>> Start Dataset extract

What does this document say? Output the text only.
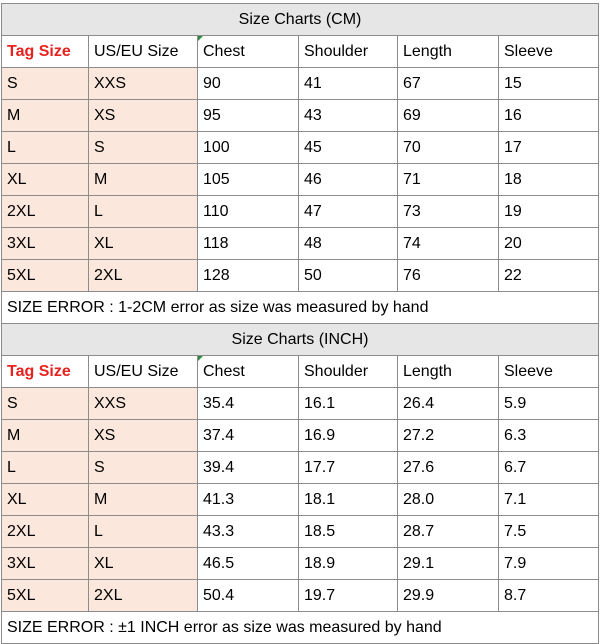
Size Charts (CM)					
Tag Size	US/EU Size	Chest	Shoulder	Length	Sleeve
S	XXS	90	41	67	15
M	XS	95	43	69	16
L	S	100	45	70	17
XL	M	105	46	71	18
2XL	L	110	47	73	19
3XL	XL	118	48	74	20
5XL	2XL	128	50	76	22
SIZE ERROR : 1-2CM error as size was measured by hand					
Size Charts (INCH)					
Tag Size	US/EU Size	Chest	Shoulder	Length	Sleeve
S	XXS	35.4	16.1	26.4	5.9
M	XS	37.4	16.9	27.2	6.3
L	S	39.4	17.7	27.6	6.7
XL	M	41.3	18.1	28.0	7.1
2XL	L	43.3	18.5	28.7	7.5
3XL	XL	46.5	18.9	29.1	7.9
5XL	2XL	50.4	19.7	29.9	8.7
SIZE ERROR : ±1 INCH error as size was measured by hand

>> End Dataset extract

Quote in full the listing given above; the images are to be left out.

Reply ::
What does this document say? Output the text only.
Size Charts (CM)					
Tag Size	US/EU Size	Chest	Shoulder	Length	Sleeve
S	XXS	90	41	67	15
M	XS	95	43	69	16
L	S	100	45	70	17
XL	M	105	46	71	18
2XL	L	110	47	73	19
3XL	XL	118	48	74	20
5XL	2XL	128	50	76	22
SIZE ERROR : 1-2CM error as size was measured by hand					
Size Charts (INCH)					
Tag Size	US/EU Size	Chest	Shoulder	Length	Sleeve
S	XXS	35.4	16.1	26.4	5.9
M	XS	37.4	16.9	27.2	6.3
L	S	39.4	17.7	27.6	6.7
XL	M	41.3	18.1	28.0	7.1
2XL	L	43.3	18.5	28.7	7.5
3XL	XL	46.5	18.9	29.1	7.9
5XL	2XL	50.4	19.7	29.9	8.7
SIZE ERROR : ±1 INCH error as size was measured by hand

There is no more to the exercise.